** Task requirements **
Pull each line containing "Faculty" out of the data and copy it.

** Data provided **
######

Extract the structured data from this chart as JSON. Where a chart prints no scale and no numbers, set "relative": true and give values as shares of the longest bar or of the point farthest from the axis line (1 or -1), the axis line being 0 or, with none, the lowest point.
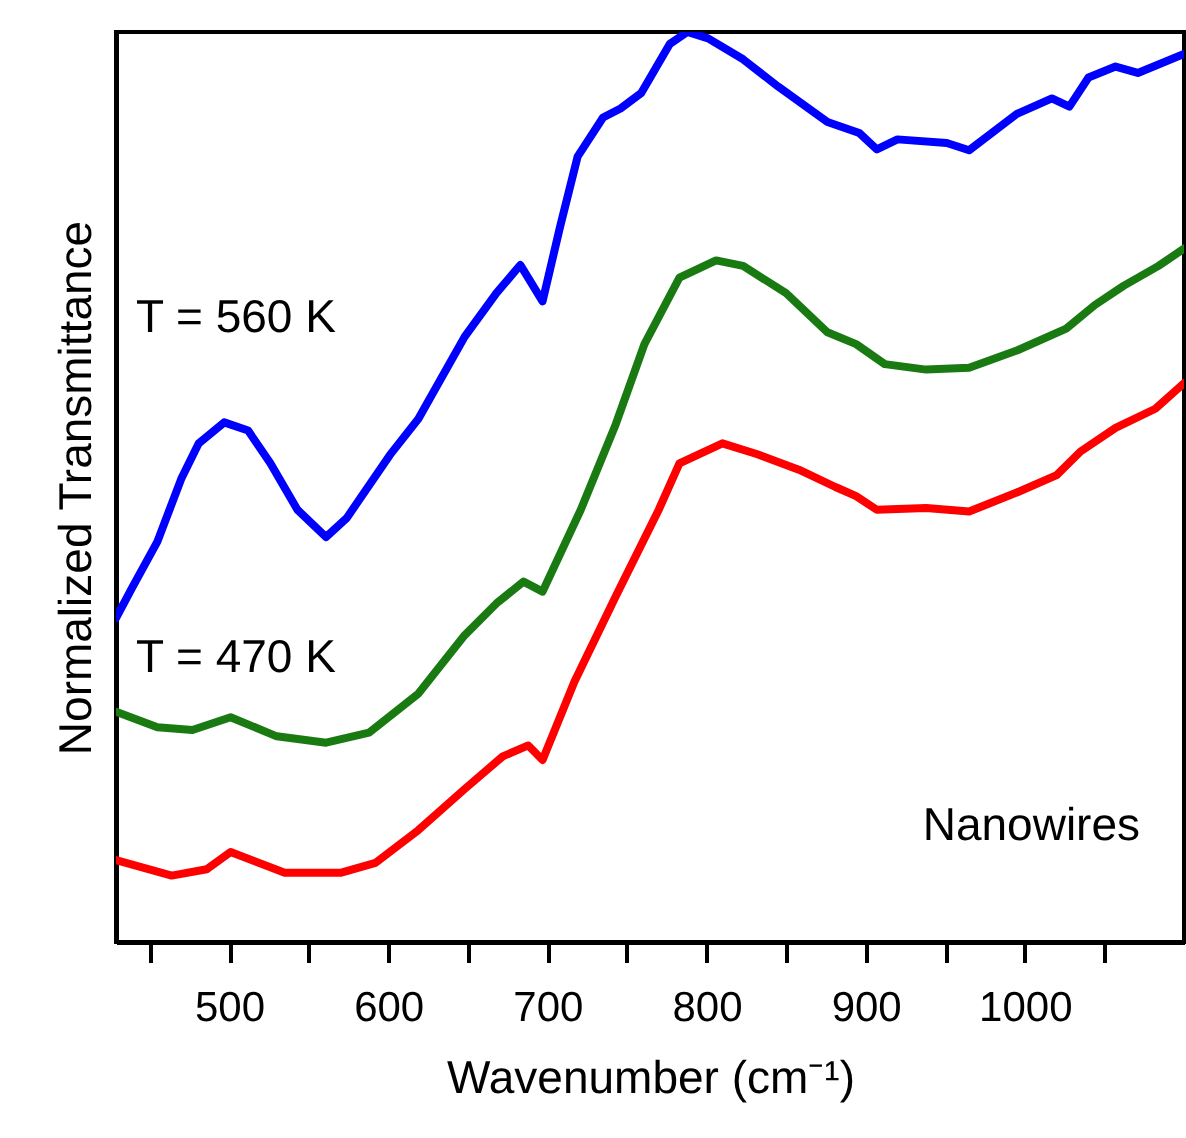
{
  "chart_data": {
    "type": "line",
    "relative": true,
    "xlabel": "Wavenumber (cm⁻¹)",
    "ylabel": "Normalized Transmittance",
    "annotations": [
      "Nanowires"
    ],
    "xlim": [
      429,
      1100
    ],
    "xticks": [
      {
        "value": 450,
        "label": null
      },
      500,
      {
        "value": 550,
        "label": null
      },
      600,
      {
        "value": 650,
        "label": null
      },
      700,
      {
        "value": 750,
        "label": null
      },
      800,
      {
        "value": 850,
        "label": null
      },
      900,
      {
        "value": 950,
        "label": null
      },
      1000,
      {
        "value": 1050,
        "label": null
      }
    ],
    "series": [
      {
        "name": "T = 560 K",
        "color": "#0000ff",
        "x": [
          429,
          439,
          455,
          470,
          481,
          497,
          512,
          526,
          543,
          561,
          574,
          601,
          619,
          648,
          668,
          683,
          697,
          708,
          719,
          735,
          746,
          759,
          777,
          788,
          801,
          823,
          845,
          876,
          896,
          907,
          920,
          951,
          965,
          995,
          1017,
          1028,
          1040,
          1057,
          1071,
          1100
        ],
        "values": [
          0.356,
          0.389,
          0.44,
          0.509,
          0.548,
          0.571,
          0.562,
          0.526,
          0.475,
          0.445,
          0.466,
          0.535,
          0.575,
          0.665,
          0.713,
          0.744,
          0.704,
          0.786,
          0.863,
          0.906,
          0.916,
          0.933,
          0.987,
          1.0,
          0.993,
          0.97,
          0.94,
          0.901,
          0.889,
          0.871,
          0.882,
          0.878,
          0.87,
          0.91,
          0.927,
          0.918,
          0.95,
          0.962,
          0.955,
          0.976
        ]
      },
      {
        "name": "T = 470 K",
        "color": "#1a7a12",
        "x": [
          429,
          455,
          477,
          501,
          530,
          561,
          588,
          619,
          648,
          668,
          685,
          697,
          721,
          743,
          761,
          783,
          806,
          823,
          850,
          876,
          894,
          912,
          938,
          965,
          995,
          1026,
          1044,
          1062,
          1084,
          1100
        ],
        "values": [
          0.253,
          0.236,
          0.233,
          0.247,
          0.226,
          0.219,
          0.23,
          0.273,
          0.337,
          0.372,
          0.396,
          0.385,
          0.475,
          0.569,
          0.657,
          0.73,
          0.749,
          0.743,
          0.713,
          0.67,
          0.657,
          0.635,
          0.629,
          0.631,
          0.65,
          0.674,
          0.7,
          0.721,
          0.743,
          0.762
        ]
      },
      {
        "color": "#ff0000",
        "x": [
          429,
          464,
          486,
          501,
          535,
          570,
          592,
          619,
          648,
          672,
          688,
          697,
          717,
          743,
          770,
          783,
          810,
          832,
          858,
          881,
          894,
          907,
          938,
          965,
          995,
          1020,
          1035,
          1057,
          1082,
          1100
        ],
        "values": [
          0.09,
          0.073,
          0.08,
          0.099,
          0.076,
          0.076,
          0.087,
          0.123,
          0.168,
          0.204,
          0.216,
          0.2,
          0.286,
          0.38,
          0.475,
          0.526,
          0.548,
          0.536,
          0.519,
          0.5,
          0.49,
          0.475,
          0.477,
          0.473,
          0.494,
          0.513,
          0.539,
          0.565,
          0.586,
          0.614
        ]
      }
    ]
  }
}
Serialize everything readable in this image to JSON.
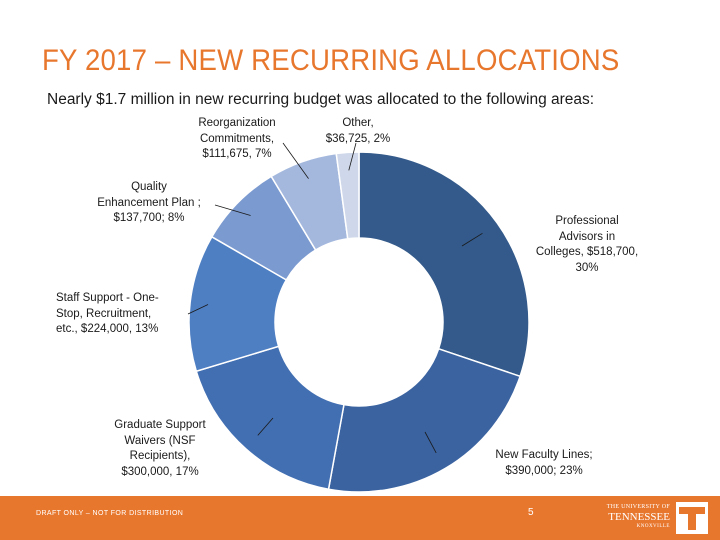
{
  "title": "FY 2017 – NEW RECURRING ALLOCATIONS",
  "subtitle": "Nearly $1.7 million in new recurring budget was allocated to the following areas:",
  "chart_data": {
    "type": "pie",
    "variant": "donut",
    "slices": [
      {
        "name": "Professional Advisors in Colleges",
        "value": 518700,
        "percent": 30,
        "label": "Professional\nAdvisors in\nColleges, $518,700,\n30%",
        "color": "#335a8a"
      },
      {
        "name": "New Faculty Lines",
        "value": 390000,
        "percent": 23,
        "label": "New Faculty Lines;\n$390,000; 23%",
        "color": "#3a63a0"
      },
      {
        "name": "Graduate Support Waivers (NSF Recipients)",
        "value": 300000,
        "percent": 17,
        "label": "Graduate Support\nWaivers (NSF\nRecipients),\n$300,000, 17%",
        "color": "#426fb2"
      },
      {
        "name": "Staff Support - One-Stop, Recruitment, etc.",
        "value": 224000,
        "percent": 13,
        "label": "Staff Support - One-\nStop, Recruitment,\netc., $224,000, 13%",
        "color": "#4f7fc3"
      },
      {
        "name": "Quality Enhancement Plan",
        "value": 137700,
        "percent": 8,
        "label": "Quality\nEnhancement Plan ;\n$137,700; 8%",
        "color": "#7b9ad0"
      },
      {
        "name": "Reorganization Commitments",
        "value": 111675,
        "percent": 7,
        "label": "Reorganization\nCommitments,\n$111,675, 7%",
        "color": "#a4b8de"
      },
      {
        "name": "Other",
        "value": 36725,
        "percent": 2,
        "label": "Other,\n$36,725, 2%",
        "color": "#cfd8ea"
      }
    ]
  },
  "footer": {
    "note": "DRAFT ONLY – NOT FOR DISTRIBUTION",
    "page": "5",
    "logo_line1": "THE UNIVERSITY OF",
    "logo_line2": "TENNESSEE",
    "logo_line3": "KNOXVILLE",
    "logo_mark": "T"
  }
}
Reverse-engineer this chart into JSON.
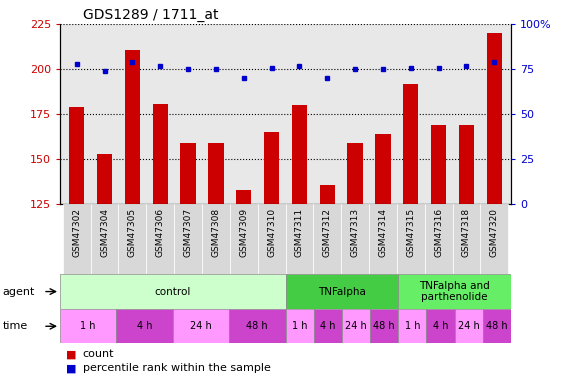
{
  "title": "GDS1289 / 1711_at",
  "samples": [
    "GSM47302",
    "GSM47304",
    "GSM47305",
    "GSM47306",
    "GSM47307",
    "GSM47308",
    "GSM47309",
    "GSM47310",
    "GSM47311",
    "GSM47312",
    "GSM47313",
    "GSM47314",
    "GSM47315",
    "GSM47316",
    "GSM47318",
    "GSM47320"
  ],
  "count_values": [
    179,
    153,
    211,
    181,
    159,
    159,
    133,
    165,
    180,
    136,
    159,
    164,
    192,
    169,
    169,
    220
  ],
  "percentile_values": [
    78,
    74,
    79,
    77,
    75,
    75,
    70,
    76,
    77,
    70,
    75,
    75,
    76,
    76,
    77,
    79
  ],
  "ylim_left": [
    125,
    225
  ],
  "ylim_right": [
    0,
    100
  ],
  "yticks_left": [
    125,
    150,
    175,
    200,
    225
  ],
  "yticks_right": [
    0,
    25,
    50,
    75,
    100
  ],
  "bar_color": "#cc0000",
  "dot_color": "#0000cc",
  "bg_color": "#ffffff",
  "plot_bg_color": "#e8e8e8",
  "agent_groups": [
    {
      "label": "control",
      "start": 0,
      "end": 8,
      "color": "#ccffcc"
    },
    {
      "label": "TNFalpha",
      "start": 8,
      "end": 12,
      "color": "#44cc44"
    },
    {
      "label": "TNFalpha and\nparthenolide",
      "start": 12,
      "end": 16,
      "color": "#66ee66"
    }
  ],
  "time_groups": [
    {
      "label": "1 h",
      "start": 0,
      "end": 2,
      "color": "#ff99ff"
    },
    {
      "label": "4 h",
      "start": 2,
      "end": 4,
      "color": "#cc44cc"
    },
    {
      "label": "24 h",
      "start": 4,
      "end": 6,
      "color": "#ff99ff"
    },
    {
      "label": "48 h",
      "start": 6,
      "end": 8,
      "color": "#cc44cc"
    },
    {
      "label": "1 h",
      "start": 8,
      "end": 9,
      "color": "#ff99ff"
    },
    {
      "label": "4 h",
      "start": 9,
      "end": 10,
      "color": "#cc44cc"
    },
    {
      "label": "24 h",
      "start": 10,
      "end": 11,
      "color": "#ff99ff"
    },
    {
      "label": "48 h",
      "start": 11,
      "end": 12,
      "color": "#cc44cc"
    },
    {
      "label": "1 h",
      "start": 12,
      "end": 13,
      "color": "#ff99ff"
    },
    {
      "label": "4 h",
      "start": 13,
      "end": 14,
      "color": "#cc44cc"
    },
    {
      "label": "24 h",
      "start": 14,
      "end": 15,
      "color": "#ff99ff"
    },
    {
      "label": "48 h",
      "start": 15,
      "end": 16,
      "color": "#cc44cc"
    }
  ],
  "legend_count_label": "count",
  "legend_pct_label": "percentile rank within the sample",
  "agent_label": "agent",
  "time_label": "time"
}
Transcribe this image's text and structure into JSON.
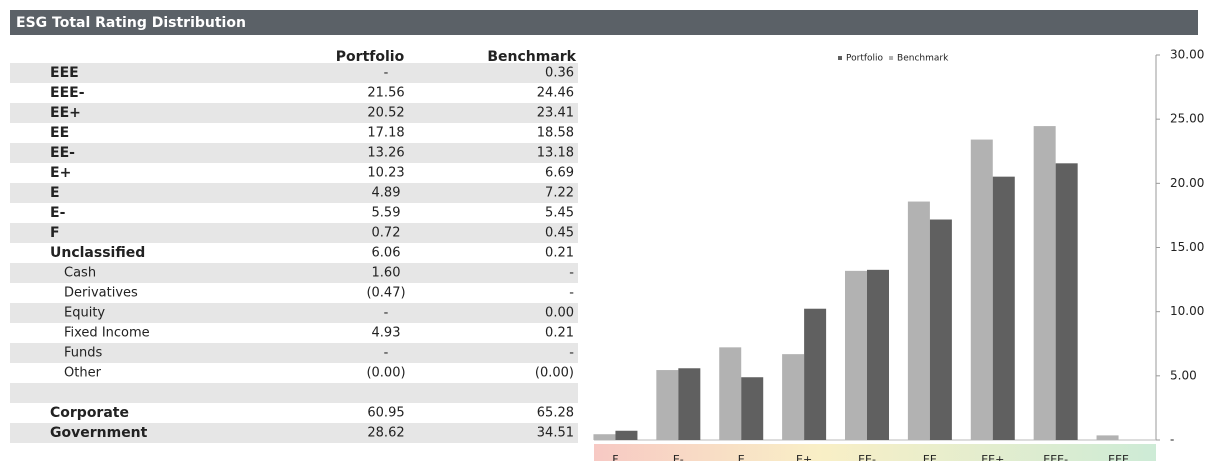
{
  "header": {
    "title": "ESG Total Rating Distribution"
  },
  "table": {
    "columns": [
      "Portfolio",
      "Benchmark"
    ],
    "rows": [
      {
        "label": "EEE",
        "portfolio": "-",
        "benchmark": "0.36",
        "sub": false
      },
      {
        "label": "EEE-",
        "portfolio": "21.56",
        "benchmark": "24.46",
        "sub": false
      },
      {
        "label": "EE+",
        "portfolio": "20.52",
        "benchmark": "23.41",
        "sub": false
      },
      {
        "label": "EE",
        "portfolio": "17.18",
        "benchmark": "18.58",
        "sub": false
      },
      {
        "label": "EE-",
        "portfolio": "13.26",
        "benchmark": "13.18",
        "sub": false
      },
      {
        "label": "E+",
        "portfolio": "10.23",
        "benchmark": "6.69",
        "sub": false
      },
      {
        "label": "E",
        "portfolio": "4.89",
        "benchmark": "7.22",
        "sub": false
      },
      {
        "label": "E-",
        "portfolio": "5.59",
        "benchmark": "5.45",
        "sub": false
      },
      {
        "label": "F",
        "portfolio": "0.72",
        "benchmark": "0.45",
        "sub": false
      },
      {
        "label": "Unclassified",
        "portfolio": "6.06",
        "benchmark": "0.21",
        "sub": false
      },
      {
        "label": "Cash",
        "portfolio": "1.60",
        "benchmark": "-",
        "sub": true
      },
      {
        "label": "Derivatives",
        "portfolio": "(0.47)",
        "benchmark": "-",
        "sub": true
      },
      {
        "label": "Equity",
        "portfolio": "-",
        "benchmark": "0.00",
        "sub": true
      },
      {
        "label": "Fixed Income",
        "portfolio": "4.93",
        "benchmark": "0.21",
        "sub": true
      },
      {
        "label": "Funds",
        "portfolio": "-",
        "benchmark": "-",
        "sub": true
      },
      {
        "label": "Other",
        "portfolio": "(0.00)",
        "benchmark": "(0.00)",
        "sub": true
      }
    ],
    "summary_rows": [
      {
        "label": "Corporate",
        "portfolio": "60.95",
        "benchmark": "65.28"
      },
      {
        "label": "Government",
        "portfolio": "28.62",
        "benchmark": "34.51"
      }
    ]
  },
  "chart_data": {
    "type": "bar",
    "categories": [
      "F",
      "E-",
      "E",
      "E+",
      "EE-",
      "EE",
      "EE+",
      "EEE-",
      "EEE"
    ],
    "series": [
      {
        "name": "Benchmark",
        "color": "#b2b2b2",
        "values": [
          0.45,
          5.45,
          7.22,
          6.69,
          13.18,
          18.58,
          23.41,
          24.46,
          0.36
        ]
      },
      {
        "name": "Portfolio",
        "color": "#606060",
        "values": [
          0.72,
          5.59,
          4.89,
          10.23,
          13.26,
          17.18,
          20.52,
          21.56,
          0
        ]
      }
    ],
    "legend_order": [
      "Portfolio",
      "Benchmark"
    ],
    "ylim": [
      0,
      30
    ],
    "yticks": [
      {
        "value": 0,
        "label": "-"
      },
      {
        "value": 5,
        "label": "5.00"
      },
      {
        "value": 10,
        "label": "10.00"
      },
      {
        "value": 15,
        "label": "15.00"
      },
      {
        "value": 20,
        "label": "20.00"
      },
      {
        "value": 25,
        "label": "25.00"
      },
      {
        "value": 30,
        "label": "30.00"
      }
    ],
    "legend": "top"
  }
}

######

** Task response **
        "name": "New Faculty Lines",
        "label": "New Faculty Lines;\n$390,000; 23%",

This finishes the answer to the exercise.